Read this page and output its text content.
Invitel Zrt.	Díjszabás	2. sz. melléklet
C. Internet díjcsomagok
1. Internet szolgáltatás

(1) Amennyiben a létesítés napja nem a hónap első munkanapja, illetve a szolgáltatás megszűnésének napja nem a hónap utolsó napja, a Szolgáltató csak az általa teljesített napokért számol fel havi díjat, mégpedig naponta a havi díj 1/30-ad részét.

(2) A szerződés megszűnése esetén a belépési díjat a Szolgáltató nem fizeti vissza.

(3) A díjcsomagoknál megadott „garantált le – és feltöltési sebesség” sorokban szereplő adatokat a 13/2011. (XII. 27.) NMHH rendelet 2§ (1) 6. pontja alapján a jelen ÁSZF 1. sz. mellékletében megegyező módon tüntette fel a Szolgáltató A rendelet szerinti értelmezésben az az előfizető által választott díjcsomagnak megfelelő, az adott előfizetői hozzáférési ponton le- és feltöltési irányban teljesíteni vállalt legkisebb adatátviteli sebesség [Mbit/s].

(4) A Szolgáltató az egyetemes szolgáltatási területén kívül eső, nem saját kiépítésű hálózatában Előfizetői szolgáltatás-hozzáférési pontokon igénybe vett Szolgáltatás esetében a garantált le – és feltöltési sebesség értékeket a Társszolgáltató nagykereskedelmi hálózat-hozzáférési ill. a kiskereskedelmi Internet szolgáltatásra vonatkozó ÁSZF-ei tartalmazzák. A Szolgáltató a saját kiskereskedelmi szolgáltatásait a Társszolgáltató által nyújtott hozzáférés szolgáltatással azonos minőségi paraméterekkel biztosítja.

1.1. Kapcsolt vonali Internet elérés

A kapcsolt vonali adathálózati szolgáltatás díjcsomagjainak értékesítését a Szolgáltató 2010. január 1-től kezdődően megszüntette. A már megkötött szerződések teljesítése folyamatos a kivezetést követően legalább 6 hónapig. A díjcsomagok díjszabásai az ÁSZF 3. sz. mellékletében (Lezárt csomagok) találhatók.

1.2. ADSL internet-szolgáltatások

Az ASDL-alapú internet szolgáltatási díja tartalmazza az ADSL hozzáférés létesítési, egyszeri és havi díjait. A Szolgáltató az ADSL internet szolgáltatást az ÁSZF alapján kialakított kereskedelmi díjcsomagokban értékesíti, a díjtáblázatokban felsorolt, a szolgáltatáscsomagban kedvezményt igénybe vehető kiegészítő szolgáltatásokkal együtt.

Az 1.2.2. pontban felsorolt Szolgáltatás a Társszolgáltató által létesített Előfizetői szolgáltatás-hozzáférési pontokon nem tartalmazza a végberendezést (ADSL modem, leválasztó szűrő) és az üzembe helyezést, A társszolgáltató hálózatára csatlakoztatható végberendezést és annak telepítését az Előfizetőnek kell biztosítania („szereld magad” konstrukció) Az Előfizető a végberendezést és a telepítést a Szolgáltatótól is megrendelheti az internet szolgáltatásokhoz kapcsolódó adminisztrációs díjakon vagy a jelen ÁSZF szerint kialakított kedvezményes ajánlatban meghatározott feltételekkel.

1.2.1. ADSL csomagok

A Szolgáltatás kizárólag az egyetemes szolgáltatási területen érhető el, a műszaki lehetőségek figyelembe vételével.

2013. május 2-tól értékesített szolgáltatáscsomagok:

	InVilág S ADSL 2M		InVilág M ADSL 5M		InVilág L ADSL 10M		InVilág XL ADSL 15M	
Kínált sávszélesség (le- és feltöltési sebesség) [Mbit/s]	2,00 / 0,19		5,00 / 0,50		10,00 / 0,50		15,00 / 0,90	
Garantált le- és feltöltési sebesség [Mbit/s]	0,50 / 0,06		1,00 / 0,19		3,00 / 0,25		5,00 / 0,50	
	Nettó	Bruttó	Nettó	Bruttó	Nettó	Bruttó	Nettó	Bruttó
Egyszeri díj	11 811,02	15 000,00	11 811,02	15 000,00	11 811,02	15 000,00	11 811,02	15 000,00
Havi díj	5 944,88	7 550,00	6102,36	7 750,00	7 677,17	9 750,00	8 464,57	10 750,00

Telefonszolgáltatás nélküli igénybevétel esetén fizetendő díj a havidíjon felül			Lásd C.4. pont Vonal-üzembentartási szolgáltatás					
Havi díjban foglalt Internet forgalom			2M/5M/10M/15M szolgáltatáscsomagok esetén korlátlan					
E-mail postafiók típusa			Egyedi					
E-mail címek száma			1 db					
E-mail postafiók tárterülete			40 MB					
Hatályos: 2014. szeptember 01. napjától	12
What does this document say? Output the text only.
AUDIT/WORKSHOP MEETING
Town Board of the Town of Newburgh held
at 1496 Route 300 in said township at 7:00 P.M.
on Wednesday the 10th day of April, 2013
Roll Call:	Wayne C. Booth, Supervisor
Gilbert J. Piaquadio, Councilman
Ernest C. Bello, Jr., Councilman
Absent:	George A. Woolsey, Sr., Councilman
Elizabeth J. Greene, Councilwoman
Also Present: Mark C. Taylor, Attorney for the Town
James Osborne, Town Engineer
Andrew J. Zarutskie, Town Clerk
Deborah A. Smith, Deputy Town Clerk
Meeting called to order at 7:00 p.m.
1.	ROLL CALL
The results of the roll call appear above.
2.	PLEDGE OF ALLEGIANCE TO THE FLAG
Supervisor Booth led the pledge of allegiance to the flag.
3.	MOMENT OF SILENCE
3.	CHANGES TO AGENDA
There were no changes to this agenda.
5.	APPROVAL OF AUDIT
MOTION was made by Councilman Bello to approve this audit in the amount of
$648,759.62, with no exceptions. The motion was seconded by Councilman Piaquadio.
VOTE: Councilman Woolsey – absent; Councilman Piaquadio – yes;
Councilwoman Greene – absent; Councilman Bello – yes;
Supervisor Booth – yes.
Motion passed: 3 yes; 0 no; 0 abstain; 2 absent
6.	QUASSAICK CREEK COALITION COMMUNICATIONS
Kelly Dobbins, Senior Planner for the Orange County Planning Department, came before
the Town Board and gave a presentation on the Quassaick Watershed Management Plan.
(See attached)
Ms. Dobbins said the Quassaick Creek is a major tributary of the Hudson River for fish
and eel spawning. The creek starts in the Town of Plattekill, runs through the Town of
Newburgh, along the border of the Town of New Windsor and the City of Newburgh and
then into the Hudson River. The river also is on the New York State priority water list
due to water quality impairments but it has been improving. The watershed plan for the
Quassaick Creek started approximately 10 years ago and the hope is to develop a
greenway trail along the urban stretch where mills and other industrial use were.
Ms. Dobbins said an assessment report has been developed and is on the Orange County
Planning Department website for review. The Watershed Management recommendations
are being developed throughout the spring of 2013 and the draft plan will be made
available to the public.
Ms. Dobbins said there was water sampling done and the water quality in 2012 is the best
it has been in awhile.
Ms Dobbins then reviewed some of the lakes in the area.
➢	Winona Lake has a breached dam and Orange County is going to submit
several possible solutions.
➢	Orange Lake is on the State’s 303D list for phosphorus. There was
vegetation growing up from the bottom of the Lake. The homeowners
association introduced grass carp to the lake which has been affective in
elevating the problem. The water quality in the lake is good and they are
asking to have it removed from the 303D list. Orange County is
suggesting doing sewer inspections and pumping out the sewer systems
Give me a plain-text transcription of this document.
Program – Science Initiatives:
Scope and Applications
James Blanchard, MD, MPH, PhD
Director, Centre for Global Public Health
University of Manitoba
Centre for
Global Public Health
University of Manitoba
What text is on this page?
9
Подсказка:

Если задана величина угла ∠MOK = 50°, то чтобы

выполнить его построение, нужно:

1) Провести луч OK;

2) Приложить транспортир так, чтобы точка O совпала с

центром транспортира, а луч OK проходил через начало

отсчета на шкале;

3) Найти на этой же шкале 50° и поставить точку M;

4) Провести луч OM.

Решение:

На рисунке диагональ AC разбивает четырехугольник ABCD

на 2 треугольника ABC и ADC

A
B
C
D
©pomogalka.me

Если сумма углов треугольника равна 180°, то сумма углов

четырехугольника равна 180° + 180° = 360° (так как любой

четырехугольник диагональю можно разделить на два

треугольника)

Exercise aim: Take every line from the one containing "What text is on this page?" to the end of the listing and output it exactly, with nothing else.

Task output:
What text is on this page?
9
Подсказка:

Если задана величина угла ∠MOK = 50°, то чтобы

выполнить его построение, нужно:

1) Провести луч OK;

2) Приложить транспортир так, чтобы точка O совпала с

центром транспортира, а луч OK проходил через начало

отсчета на шкале;

3) Найти на этой же шкале 50° и поставить точку M;

4) Провести луч OM.

Решение:

На рисунке диагональ AC разбивает четырехугольник ABCD

на 2 треугольника ABC и ADC

A
B
C
D
©pomogalka.me

Если сумма углов треугольника равна 180°, то сумма углов

четырехугольника равна 180° + 180° = 360° (так как любой

четырехугольник диагональю можно разделить на два

треугольника)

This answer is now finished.